> **Requirement**:
Scan the data below for the string "JSON". Copy every line where it appears.
=====
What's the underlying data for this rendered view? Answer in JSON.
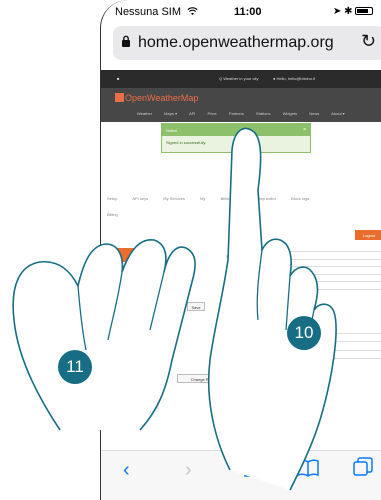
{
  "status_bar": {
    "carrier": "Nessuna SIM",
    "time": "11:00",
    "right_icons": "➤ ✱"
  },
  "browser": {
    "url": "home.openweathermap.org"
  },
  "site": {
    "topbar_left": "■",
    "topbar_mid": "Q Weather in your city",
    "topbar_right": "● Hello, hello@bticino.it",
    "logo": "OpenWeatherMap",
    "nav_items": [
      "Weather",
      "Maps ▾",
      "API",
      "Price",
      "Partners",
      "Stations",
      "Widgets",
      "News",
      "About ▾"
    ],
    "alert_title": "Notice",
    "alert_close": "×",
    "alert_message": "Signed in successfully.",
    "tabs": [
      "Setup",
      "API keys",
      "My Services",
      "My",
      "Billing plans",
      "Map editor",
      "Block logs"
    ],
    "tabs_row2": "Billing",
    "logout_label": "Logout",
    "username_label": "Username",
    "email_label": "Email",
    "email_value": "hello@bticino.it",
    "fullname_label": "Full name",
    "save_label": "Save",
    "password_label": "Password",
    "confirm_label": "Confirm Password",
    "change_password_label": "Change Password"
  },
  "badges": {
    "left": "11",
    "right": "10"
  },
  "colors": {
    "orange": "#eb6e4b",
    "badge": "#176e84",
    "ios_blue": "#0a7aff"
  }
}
=====
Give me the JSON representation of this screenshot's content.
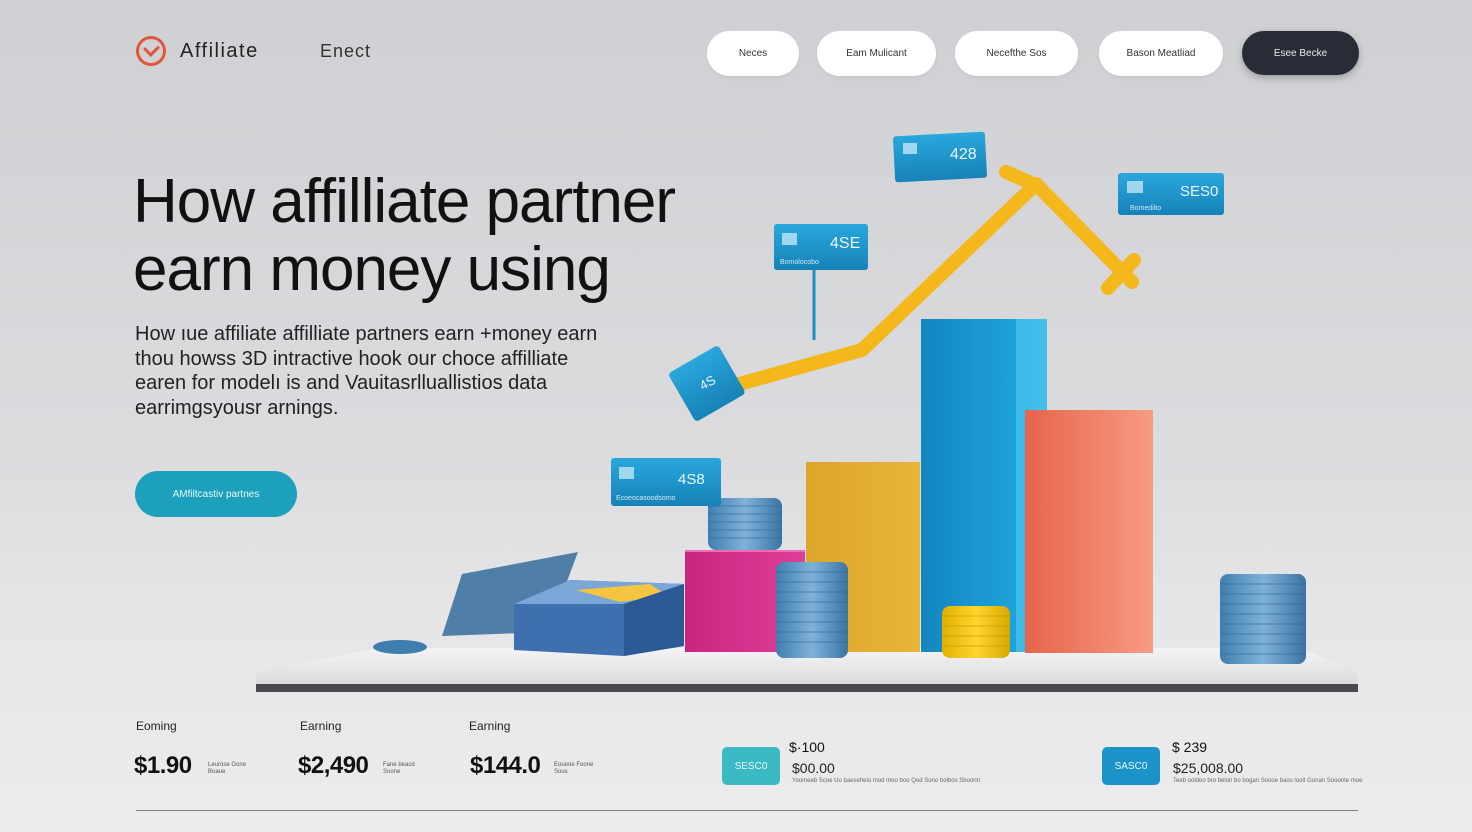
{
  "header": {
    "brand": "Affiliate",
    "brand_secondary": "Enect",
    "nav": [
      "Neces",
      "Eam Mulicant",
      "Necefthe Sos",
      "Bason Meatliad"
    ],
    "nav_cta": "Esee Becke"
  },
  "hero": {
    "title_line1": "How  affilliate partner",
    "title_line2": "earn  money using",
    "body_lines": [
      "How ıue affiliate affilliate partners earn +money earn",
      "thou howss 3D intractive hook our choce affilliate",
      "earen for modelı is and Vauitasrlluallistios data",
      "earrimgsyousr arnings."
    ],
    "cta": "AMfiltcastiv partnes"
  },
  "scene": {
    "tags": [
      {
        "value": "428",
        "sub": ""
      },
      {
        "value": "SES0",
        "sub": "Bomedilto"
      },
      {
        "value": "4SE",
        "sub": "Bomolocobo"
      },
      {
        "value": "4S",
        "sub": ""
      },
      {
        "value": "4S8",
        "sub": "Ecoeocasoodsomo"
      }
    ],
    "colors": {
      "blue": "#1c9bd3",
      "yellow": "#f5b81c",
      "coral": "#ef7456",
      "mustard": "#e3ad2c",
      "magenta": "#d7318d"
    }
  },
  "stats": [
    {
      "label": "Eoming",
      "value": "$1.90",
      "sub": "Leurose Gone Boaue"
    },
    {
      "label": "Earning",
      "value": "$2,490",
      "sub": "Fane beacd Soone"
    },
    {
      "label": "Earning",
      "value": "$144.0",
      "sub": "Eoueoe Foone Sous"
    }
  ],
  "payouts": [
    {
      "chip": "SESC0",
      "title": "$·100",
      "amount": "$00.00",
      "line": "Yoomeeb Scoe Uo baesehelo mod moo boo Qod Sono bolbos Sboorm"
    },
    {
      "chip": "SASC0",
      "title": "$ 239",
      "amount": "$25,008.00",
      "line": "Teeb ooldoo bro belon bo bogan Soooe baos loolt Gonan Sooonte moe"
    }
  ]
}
=====
> **Solved exercise**:
What's the underlying data for this rendered view? Answer in JSON.
Give me the JSON representation of this screenshot's content.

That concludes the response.